§ **TEXT SECTION**
X_train, X_test, y_train, y_test = train_test_split(X, y, test_size=0.30, random_state=42)

In [35]:
lr = LogisticRegression()
lr.fit(X_train,y_train)
print('training accuracy is --> ',lr.score(X_train,y_train)*100)
print('test accuracy is --> ',lr.score(X_test,y_test)*100)

training accuracy is -->  77.07142857142857
test accuracy is -->  72.83333333333334




### just checking the weights of the words and their sentiment according to it

In [36]:
threshold = 0.5
for word,index in word_2_int.items():
    weight = lr.coef_[0][index]
    if weight>threshold or weight<-threshold:
        print(word,' : ',weight)

§ **EXERCISE INSTRUCTIONS**
A – Answer these questions about the code excerpt:
(i) What test_size is passed to train_test_split?
(ii) What training accuracy is printed?
(iii) What value is assigned to threshold?
B – According to the code excerpt, what is the loop in cell In [36] for, and which words does it print?

(Items from a data source)
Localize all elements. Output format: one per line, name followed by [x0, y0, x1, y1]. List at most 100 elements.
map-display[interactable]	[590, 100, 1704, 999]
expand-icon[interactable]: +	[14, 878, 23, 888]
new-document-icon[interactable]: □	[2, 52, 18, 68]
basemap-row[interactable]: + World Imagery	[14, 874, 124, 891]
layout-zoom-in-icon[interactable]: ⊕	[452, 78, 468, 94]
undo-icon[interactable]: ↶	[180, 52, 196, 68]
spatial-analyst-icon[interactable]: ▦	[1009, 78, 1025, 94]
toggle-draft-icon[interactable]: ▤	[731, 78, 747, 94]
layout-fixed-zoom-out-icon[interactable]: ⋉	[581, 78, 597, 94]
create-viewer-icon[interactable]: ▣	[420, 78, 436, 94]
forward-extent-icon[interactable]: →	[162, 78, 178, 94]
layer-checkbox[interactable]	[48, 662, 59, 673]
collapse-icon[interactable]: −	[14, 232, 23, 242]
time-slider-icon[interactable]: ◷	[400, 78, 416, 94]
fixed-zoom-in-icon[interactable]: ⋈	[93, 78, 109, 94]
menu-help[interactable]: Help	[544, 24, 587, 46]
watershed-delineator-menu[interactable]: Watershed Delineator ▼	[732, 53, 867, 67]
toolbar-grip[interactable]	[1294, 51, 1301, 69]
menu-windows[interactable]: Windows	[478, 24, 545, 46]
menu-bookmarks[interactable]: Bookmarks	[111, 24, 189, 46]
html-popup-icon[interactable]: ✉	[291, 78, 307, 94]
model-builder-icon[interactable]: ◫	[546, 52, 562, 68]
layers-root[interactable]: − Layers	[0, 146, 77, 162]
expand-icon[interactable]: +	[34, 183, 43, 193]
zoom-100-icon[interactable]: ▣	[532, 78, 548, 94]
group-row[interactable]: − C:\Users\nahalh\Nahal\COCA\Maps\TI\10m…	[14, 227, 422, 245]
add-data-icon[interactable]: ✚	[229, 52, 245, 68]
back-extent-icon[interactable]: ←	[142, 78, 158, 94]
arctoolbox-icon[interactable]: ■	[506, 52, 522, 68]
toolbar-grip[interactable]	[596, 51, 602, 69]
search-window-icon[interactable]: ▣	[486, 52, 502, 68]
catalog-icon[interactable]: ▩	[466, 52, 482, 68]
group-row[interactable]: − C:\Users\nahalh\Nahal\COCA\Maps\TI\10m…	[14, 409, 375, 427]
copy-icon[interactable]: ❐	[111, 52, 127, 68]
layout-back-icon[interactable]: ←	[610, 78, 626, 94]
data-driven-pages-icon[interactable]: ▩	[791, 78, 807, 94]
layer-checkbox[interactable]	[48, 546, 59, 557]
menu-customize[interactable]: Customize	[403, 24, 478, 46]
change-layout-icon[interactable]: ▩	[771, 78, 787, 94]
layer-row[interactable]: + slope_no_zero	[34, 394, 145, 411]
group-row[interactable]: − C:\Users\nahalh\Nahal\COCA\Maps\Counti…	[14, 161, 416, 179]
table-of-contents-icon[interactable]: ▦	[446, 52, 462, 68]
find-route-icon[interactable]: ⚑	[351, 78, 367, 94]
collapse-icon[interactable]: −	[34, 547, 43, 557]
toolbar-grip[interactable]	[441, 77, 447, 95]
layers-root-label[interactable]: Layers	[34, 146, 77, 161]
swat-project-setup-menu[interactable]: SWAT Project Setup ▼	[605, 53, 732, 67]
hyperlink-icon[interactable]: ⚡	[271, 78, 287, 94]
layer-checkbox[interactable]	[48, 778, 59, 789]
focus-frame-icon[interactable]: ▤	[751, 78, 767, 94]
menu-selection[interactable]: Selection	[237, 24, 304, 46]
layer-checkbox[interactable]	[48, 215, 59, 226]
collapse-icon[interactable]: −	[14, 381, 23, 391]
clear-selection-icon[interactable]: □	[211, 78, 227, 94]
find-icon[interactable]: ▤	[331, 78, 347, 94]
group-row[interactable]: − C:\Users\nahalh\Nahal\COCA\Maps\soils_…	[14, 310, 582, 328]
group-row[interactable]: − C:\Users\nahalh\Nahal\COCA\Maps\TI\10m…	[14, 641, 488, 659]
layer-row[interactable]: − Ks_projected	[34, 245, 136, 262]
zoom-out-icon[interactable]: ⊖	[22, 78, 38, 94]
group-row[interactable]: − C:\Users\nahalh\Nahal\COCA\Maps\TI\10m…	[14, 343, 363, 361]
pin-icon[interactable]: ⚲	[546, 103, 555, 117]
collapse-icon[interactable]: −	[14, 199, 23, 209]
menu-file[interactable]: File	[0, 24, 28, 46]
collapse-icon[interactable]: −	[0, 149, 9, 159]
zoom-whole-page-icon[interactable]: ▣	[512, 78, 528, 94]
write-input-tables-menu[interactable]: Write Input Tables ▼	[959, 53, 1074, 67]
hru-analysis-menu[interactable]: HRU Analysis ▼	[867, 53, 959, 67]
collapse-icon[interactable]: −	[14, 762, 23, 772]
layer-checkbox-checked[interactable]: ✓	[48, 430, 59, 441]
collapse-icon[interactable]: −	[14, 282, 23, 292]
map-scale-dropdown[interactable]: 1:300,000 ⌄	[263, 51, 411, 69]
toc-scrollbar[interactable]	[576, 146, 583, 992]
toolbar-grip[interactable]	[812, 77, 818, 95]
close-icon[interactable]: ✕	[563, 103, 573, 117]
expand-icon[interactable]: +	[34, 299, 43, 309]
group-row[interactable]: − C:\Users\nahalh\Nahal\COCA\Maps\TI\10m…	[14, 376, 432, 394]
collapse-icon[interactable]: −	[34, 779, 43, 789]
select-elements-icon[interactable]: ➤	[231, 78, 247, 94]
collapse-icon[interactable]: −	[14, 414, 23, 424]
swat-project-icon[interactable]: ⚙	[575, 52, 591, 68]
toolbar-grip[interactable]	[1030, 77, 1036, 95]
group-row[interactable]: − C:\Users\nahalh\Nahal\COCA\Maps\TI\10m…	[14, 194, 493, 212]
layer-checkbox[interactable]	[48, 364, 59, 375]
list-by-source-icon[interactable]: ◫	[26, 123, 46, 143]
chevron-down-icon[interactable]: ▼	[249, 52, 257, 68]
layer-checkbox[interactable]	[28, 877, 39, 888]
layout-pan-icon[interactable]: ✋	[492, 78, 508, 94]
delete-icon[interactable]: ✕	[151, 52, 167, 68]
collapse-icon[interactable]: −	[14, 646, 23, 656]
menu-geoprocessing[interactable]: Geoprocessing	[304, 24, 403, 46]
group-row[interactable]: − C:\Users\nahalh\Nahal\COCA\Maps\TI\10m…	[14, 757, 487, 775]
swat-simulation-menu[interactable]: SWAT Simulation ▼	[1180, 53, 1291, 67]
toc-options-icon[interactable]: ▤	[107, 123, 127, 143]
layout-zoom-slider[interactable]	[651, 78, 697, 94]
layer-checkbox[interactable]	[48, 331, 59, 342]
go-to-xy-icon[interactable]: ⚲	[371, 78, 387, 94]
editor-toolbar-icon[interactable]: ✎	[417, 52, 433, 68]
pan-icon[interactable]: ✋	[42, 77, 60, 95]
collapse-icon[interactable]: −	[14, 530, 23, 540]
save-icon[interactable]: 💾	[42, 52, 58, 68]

§ **SOLUTIONS**
A –
(i) 0.30
(ii) 77.07142857142857
(iii) 0.5

B – The loop checks the weights of the words and their sentiment according to those weights. It prints each word whose weight in lr.coef_ is greater than 0.5 or less than -0.5, along with that weight.